Report, as a bare number, how many lines hold "supervised".

Entries with figure data:
╔══

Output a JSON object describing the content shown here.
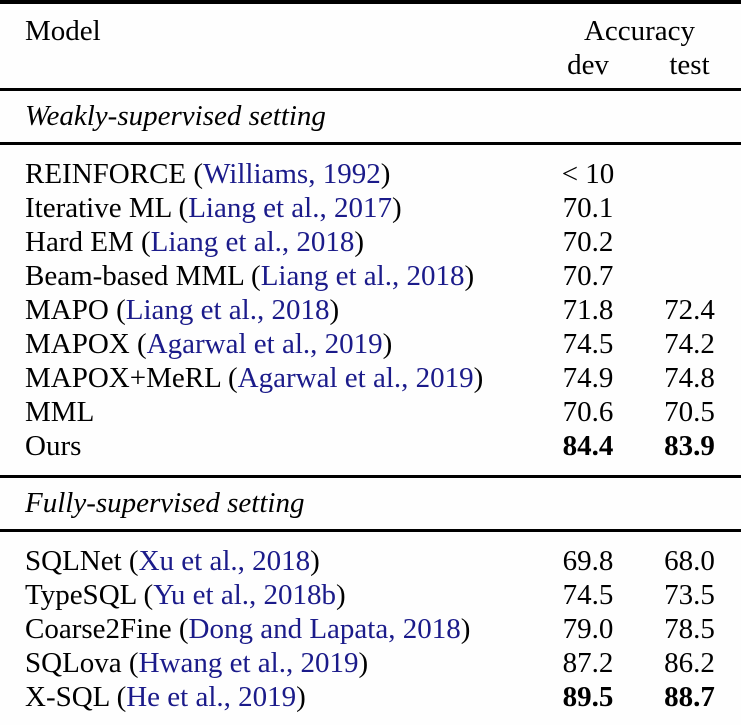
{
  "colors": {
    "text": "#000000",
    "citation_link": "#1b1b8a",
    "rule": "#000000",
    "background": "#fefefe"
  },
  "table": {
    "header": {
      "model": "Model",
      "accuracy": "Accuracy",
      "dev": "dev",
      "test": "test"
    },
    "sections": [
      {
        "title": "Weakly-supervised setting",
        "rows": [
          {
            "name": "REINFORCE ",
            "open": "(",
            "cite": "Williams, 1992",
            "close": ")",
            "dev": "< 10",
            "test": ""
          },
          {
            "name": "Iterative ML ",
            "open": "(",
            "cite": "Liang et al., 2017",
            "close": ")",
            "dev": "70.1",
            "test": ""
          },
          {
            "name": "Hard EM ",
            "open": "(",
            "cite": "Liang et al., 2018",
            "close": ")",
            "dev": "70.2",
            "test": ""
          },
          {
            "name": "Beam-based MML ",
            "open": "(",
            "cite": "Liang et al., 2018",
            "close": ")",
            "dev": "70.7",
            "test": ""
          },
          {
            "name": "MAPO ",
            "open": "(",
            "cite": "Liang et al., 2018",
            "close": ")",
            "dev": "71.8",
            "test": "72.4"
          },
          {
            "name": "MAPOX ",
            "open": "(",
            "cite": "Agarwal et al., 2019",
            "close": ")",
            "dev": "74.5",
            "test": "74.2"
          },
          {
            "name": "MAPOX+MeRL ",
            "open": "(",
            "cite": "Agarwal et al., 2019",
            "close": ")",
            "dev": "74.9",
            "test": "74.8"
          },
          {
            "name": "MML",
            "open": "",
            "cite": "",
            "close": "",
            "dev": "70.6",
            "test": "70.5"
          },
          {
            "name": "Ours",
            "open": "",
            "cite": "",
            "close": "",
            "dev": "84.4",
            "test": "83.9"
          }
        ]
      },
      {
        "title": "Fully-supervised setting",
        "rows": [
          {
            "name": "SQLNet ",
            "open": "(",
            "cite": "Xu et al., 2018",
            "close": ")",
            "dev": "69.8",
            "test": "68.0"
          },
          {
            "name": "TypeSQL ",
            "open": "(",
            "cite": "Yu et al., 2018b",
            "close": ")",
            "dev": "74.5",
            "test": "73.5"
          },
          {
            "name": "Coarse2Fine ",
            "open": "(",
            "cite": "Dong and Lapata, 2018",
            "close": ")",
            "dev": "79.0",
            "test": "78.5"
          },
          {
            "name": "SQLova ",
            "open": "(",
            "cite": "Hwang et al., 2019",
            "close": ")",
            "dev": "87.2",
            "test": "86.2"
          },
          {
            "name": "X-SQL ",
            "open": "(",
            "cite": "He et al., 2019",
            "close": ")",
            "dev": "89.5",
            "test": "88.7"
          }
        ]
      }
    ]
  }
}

╚══

* THE OUTPUT *
2